> [The exercise] Below is a block of records; repeat each one exactly.

— Start The data —

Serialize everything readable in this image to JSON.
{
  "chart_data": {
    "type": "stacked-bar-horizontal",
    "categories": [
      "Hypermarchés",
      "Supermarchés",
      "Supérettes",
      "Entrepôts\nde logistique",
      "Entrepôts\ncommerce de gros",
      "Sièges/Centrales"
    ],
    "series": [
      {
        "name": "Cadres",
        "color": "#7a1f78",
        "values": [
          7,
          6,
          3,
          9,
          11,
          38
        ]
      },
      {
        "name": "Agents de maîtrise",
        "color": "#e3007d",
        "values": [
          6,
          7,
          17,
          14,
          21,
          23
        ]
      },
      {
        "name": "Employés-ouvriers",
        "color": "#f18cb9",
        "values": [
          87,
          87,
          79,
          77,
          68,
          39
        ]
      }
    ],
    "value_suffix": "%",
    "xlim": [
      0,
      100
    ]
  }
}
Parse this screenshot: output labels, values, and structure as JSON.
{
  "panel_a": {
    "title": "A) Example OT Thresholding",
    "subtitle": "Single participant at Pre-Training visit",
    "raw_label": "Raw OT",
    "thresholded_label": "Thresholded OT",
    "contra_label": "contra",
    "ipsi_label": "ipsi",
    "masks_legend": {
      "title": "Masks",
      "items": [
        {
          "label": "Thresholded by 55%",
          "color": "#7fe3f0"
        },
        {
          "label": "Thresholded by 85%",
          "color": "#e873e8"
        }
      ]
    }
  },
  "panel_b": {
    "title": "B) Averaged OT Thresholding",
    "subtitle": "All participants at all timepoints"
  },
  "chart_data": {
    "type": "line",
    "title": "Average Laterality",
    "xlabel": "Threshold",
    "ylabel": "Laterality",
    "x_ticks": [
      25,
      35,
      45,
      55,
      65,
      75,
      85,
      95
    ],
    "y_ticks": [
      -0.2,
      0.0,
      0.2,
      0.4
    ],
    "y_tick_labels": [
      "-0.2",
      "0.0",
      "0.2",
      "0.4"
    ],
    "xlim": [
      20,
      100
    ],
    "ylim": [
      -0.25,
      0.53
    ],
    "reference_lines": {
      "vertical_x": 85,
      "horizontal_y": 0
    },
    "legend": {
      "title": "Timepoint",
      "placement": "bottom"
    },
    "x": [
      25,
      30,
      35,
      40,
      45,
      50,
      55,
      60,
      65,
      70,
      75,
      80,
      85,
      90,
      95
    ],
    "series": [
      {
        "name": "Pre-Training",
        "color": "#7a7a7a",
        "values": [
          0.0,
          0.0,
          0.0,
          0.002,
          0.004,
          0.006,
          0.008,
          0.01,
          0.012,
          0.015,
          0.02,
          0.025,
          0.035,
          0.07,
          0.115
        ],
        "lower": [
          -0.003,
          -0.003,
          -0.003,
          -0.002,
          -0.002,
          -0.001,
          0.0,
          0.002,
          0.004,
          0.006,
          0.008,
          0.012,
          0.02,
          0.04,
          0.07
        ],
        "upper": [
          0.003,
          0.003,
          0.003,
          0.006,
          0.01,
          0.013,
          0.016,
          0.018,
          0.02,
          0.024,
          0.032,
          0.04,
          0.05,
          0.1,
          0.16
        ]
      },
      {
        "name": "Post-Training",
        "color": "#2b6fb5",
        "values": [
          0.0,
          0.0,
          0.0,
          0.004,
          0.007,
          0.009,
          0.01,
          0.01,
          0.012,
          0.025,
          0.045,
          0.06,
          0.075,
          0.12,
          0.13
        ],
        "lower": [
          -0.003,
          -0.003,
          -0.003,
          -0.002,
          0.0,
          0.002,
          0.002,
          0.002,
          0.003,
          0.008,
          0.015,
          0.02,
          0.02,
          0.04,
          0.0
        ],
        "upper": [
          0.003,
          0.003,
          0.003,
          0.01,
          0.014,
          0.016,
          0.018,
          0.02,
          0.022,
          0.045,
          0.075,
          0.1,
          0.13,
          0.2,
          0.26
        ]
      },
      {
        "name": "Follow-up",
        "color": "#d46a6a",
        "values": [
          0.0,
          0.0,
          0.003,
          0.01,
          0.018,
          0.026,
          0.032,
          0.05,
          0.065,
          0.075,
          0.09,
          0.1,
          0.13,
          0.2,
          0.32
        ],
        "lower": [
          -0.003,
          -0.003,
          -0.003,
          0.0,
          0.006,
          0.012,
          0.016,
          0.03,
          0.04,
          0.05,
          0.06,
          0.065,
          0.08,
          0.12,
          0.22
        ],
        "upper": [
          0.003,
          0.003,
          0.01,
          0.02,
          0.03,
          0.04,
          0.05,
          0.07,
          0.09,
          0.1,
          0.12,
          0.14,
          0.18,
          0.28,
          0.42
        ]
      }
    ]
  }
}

— End The data —

> [Task result]
Serialize everything readable in this image to JSON.
{
  "chart_data": {
    "type": "stacked-bar-horizontal",
    "categories": [
      "Hypermarchés",
      "Supermarchés",
      "Supérettes",
      "Entrepôts\nde logistique",
      "Entrepôts\ncommerce de gros",
      "Sièges/Centrales"
    ],
    "series": [
      {
        "name": "Cadres",
        "color": "#7a1f78",
        "values": [
          7,
          6,
          3,
          9,
          11,
          38
        ]
      },
      {
        "name": "Agents de maîtrise",
        "color": "#e3007d",
        "values": [
          6,
          7,
          17,
          14,
          21,
          23
        ]
      },
      {
        "name": "Employés-ouvriers",
        "color": "#f18cb9",
        "values": [
          87,
          87,
          79,
          77,
          68,
          39
        ]
      }
    ],
    "value_suffix": "%",
    "xlim": [
      0,
      100
    ]
  }
}
Parse this screenshot: output labels, values, and structure as JSON.
{
  "panel_a": {
    "title": "A) Example OT Thresholding",
    "subtitle": "Single participant at Pre-Training visit",
    "raw_label": "Raw OT",
    "thresholded_label": "Thresholded OT",
    "contra_label": "contra",
    "ipsi_label": "ipsi",
    "masks_legend": {
      "title": "Masks",
      "items": [
        {
          "label": "Thresholded by 55%",
          "color": "#7fe3f0"
        },
        {
          "label": "Thresholded by 85%",
          "color": "#e873e8"
        }
      ]
    }
  },
  "panel_b": {
    "title": "B) Averaged OT Thresholding",
    "subtitle": "All participants at all timepoints"
  },
  "chart_data": {
    "type": "line",
    "title": "Average Laterality",
    "xlabel": "Threshold",
    "ylabel": "Laterality",
    "x_ticks": [
      25,
      35,
      45,
      55,
      65,
      75,
      85,
      95
    ],
    "y_ticks": [
      -0.2,
      0.0,
      0.2,
      0.4
    ],
    "y_tick_labels": [
      "-0.2",
      "0.0",
      "0.2",
      "0.4"
    ],
    "xlim": [
      20,
      100
    ],
    "ylim": [
      -0.25,
      0.53
    ],
    "reference_lines": {
      "vertical_x": 85,
      "horizontal_y": 0
    },
    "legend": {
      "title": "Timepoint",
      "placement": "bottom"
    },
    "x": [
      25,
      30,
      35,
      40,
      45,
      50,
      55,
      60,
      65,
      70,
      75,
      80,
      85,
      90,
      95
    ],
    "series": [
      {
        "name": "Pre-Training",
        "color": "#7a7a7a",
        "values": [
          0.0,
          0.0,
          0.0,
          0.002,
          0.004,
          0.006,
          0.008,
          0.01,
          0.012,
          0.015,
          0.02,
          0.025,
          0.035,
          0.07,
          0.115
        ],
        "lower": [
          -0.003,
          -0.003,
          -0.003,
          -0.002,
          -0.002,
          -0.001,
          0.0,
          0.002,
          0.004,
          0.006,
          0.008,
          0.012,
          0.02,
          0.04,
          0.07
        ],
        "upper": [
          0.003,
          0.003,
          0.003,
          0.006,
          0.01,
          0.013,
          0.016,
          0.018,
          0.02,
          0.024,
          0.032,
          0.04,
          0.05,
          0.1,
          0.16
        ]
      },
      {
        "name": "Post-Training",
        "color": "#2b6fb5",
        "values": [
          0.0,
          0.0,
          0.0,
          0.004,
          0.007,
          0.009,
          0.01,
          0.01,
          0.012,
          0.025,
          0.045,
          0.06,
          0.075,
          0.12,
          0.13
        ],
        "lower": [
          -0.003,
          -0.003,
          -0.003,
          -0.002,
          0.0,
          0.002,
          0.002,
          0.002,
          0.003,
          0.008,
          0.015,
          0.02,
          0.02,
          0.04,
          0.0
        ],
        "upper": [
          0.003,
          0.003,
          0.003,
          0.01,
          0.014,
          0.016,
          0.018,
          0.02,
          0.022,
          0.045,
          0.075,
          0.1,
          0.13,
          0.2,
          0.26
        ]
      },
      {
        "name": "Follow-up",
        "color": "#d46a6a",
        "values": [
          0.0,
          0.0,
          0.003,
          0.01,
          0.018,
          0.026,
          0.032,
          0.05,
          0.065,
          0.075,
          0.09,
          0.1,
          0.13,
          0.2,
          0.32
        ],
        "lower": [
          -0.003,
          -0.003,
          -0.003,
          0.0,
          0.006,
          0.012,
          0.016,
          0.03,
          0.04,
          0.05,
          0.06,
          0.065,
          0.08,
          0.12,
          0.22
        ],
        "upper": [
          0.003,
          0.003,
          0.01,
          0.02,
          0.03,
          0.04,
          0.05,
          0.07,
          0.09,
          0.1,
          0.12,
          0.14,
          0.18,
          0.28,
          0.42
        ]
      }
    ]
  }
}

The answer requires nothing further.